_Information supplied_
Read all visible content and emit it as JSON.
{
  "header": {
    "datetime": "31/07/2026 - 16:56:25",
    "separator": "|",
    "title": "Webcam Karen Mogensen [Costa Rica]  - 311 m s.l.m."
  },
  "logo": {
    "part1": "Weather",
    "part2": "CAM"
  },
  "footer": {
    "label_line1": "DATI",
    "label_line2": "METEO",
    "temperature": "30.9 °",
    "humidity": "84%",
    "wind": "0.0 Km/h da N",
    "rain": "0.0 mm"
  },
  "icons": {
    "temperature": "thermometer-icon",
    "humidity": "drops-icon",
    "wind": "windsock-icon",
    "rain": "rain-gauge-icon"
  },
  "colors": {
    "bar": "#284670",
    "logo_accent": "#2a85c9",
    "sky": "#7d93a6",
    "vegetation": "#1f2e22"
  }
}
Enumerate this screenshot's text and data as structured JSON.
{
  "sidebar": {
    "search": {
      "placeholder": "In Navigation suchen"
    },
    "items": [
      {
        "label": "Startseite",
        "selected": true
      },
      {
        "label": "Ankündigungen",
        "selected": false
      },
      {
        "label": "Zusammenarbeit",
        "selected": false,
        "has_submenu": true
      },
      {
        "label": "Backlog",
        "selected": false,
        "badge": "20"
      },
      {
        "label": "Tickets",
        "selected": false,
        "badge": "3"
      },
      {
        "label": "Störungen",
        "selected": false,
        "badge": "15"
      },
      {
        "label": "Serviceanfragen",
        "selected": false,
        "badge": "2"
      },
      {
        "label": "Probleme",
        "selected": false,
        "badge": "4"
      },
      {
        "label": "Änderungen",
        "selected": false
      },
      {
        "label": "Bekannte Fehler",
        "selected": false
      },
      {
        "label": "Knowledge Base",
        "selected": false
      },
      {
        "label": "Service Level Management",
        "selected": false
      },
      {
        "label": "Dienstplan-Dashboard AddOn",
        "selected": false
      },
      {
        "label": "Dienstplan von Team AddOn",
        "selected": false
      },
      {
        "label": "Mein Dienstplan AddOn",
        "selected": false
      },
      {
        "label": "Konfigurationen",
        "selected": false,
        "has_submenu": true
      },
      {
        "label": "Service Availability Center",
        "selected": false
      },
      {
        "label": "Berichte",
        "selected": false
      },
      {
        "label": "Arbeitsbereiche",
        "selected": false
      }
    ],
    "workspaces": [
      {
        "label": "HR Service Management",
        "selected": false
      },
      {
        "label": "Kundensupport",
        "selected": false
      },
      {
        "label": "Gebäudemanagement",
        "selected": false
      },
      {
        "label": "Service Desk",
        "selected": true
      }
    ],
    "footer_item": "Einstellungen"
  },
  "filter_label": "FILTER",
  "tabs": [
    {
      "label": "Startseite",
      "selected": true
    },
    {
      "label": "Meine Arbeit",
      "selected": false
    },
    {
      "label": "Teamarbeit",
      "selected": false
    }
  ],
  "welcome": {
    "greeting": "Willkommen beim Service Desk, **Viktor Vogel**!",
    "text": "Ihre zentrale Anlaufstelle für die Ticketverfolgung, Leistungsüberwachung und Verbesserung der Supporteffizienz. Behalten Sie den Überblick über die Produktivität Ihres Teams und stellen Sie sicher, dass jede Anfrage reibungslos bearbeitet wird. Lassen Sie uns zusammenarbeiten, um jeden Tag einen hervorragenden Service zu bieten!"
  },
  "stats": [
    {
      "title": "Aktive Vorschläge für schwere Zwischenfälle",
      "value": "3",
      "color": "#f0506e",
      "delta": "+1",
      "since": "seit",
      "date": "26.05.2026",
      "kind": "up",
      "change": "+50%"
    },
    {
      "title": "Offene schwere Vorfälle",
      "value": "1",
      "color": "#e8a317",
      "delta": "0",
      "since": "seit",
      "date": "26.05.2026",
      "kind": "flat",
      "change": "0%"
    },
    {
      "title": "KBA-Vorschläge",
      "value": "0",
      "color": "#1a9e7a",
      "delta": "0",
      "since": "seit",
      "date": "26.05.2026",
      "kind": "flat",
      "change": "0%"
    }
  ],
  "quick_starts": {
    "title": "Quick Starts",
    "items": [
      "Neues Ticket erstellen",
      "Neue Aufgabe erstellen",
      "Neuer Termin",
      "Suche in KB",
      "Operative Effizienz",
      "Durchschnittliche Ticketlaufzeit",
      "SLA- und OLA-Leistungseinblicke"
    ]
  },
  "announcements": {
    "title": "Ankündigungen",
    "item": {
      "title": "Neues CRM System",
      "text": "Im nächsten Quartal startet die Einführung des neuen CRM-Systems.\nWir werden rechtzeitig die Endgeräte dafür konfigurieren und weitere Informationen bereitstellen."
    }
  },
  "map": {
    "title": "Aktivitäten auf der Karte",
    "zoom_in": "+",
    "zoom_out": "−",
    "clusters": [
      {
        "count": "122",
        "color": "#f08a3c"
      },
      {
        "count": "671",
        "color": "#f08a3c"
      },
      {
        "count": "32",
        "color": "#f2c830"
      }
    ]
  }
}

_Task objective_
Wherever the word "Vorschläge" occurs in a line of the listing, copy that line.

_Answer_
      "title": "Aktive Vorschläge für schwere Zwischenfälle",
      "title": "KBA-Vorschläge",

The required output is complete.